# STATED GOAL:
Where a line of the material contains the string "обновления", copy that line.

# RECORDS FOR PROCESSING:
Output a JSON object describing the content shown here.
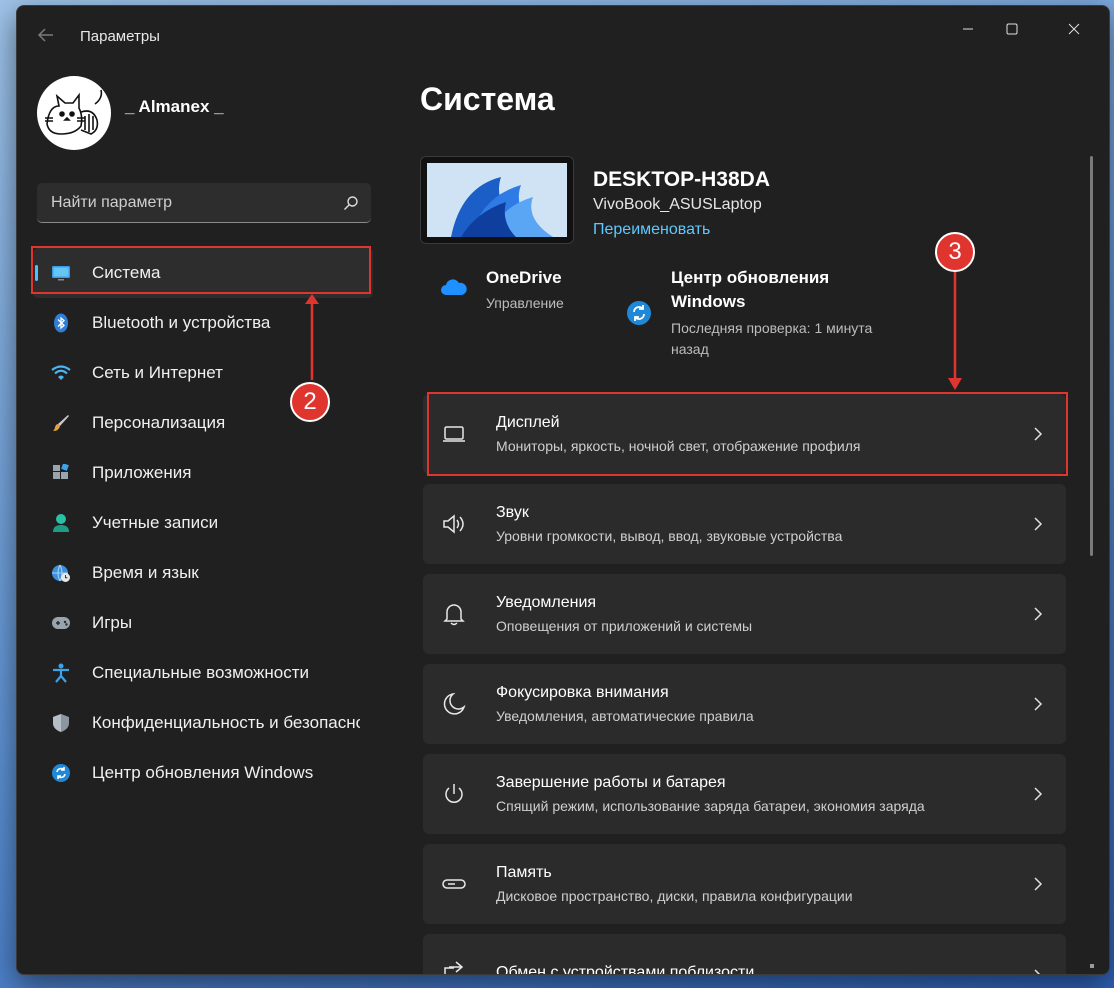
{
  "window": {
    "app_title": "Параметры",
    "buttons": [
      "minimize",
      "maximize",
      "close"
    ]
  },
  "sidebar": {
    "username": "_ Almanex _",
    "search": {
      "placeholder": "Найти параметр"
    },
    "items": [
      {
        "label": "Система",
        "icon": "system-monitor-icon",
        "active": true
      },
      {
        "label": "Bluetooth и устройства",
        "icon": "bluetooth-icon"
      },
      {
        "label": "Сеть и Интернет",
        "icon": "wifi-icon"
      },
      {
        "label": "Персонализация",
        "icon": "paintbrush-icon"
      },
      {
        "label": "Приложения",
        "icon": "apps-icon"
      },
      {
        "label": "Учетные записи",
        "icon": "account-icon"
      },
      {
        "label": "Время и язык",
        "icon": "globe-clock-icon"
      },
      {
        "label": "Игры",
        "icon": "gamepad-icon"
      },
      {
        "label": "Специальные возможности",
        "icon": "accessibility-icon"
      },
      {
        "label": "Конфиденциальность и безопасность",
        "icon": "shield-icon"
      },
      {
        "label": "Центр обновления Windows",
        "icon": "update-icon"
      }
    ]
  },
  "main": {
    "title": "Система",
    "device": {
      "name": "DESKTOP-H38DA",
      "model": "VivoBook_ASUSLaptop",
      "rename_link": "Переименовать"
    },
    "services": [
      {
        "title": "OneDrive",
        "subtitle": "Управление",
        "icon": "onedrive-cloud-icon"
      },
      {
        "title_line1": "Центр обновления",
        "title_line2": "Windows",
        "subtitle_line1": "Последняя проверка: 1 минута",
        "subtitle_line2": "назад",
        "icon": "update-icon"
      }
    ],
    "cards": [
      {
        "title": "Дисплей",
        "subtitle": "Мониторы, яркость, ночной свет, отображение профиля",
        "icon": "display-icon"
      },
      {
        "title": "Звук",
        "subtitle": "Уровни громкости, вывод, ввод, звуковые устройства",
        "icon": "speaker-icon"
      },
      {
        "title": "Уведомления",
        "subtitle": "Оповещения от приложений и системы",
        "icon": "bell-icon"
      },
      {
        "title": "Фокусировка внимания",
        "subtitle": "Уведомления, автоматические правила",
        "icon": "moon-icon"
      },
      {
        "title": "Завершение работы и батарея",
        "subtitle": "Спящий режим, использование заряда батареи, экономия заряда",
        "icon": "power-icon"
      },
      {
        "title": "Память",
        "subtitle": "Дисковое пространство, диски, правила конфигурации",
        "icon": "storage-icon"
      },
      {
        "title": "Обмен с устройствами поблизости",
        "subtitle": "",
        "icon": "share-icon"
      }
    ]
  },
  "annotations": {
    "badge_2": "2",
    "badge_3": "3",
    "color": "#e0342f"
  },
  "colors": {
    "accent": "#4cc2ff",
    "link": "#5fc9ff",
    "window_bg": "#202020",
    "card_bg": "#2b2b2b"
  }
}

# ANSWER TO THE EXERCISE:
        "label": "Центр обновления Windows",
        "title_line1": "Центр обновления",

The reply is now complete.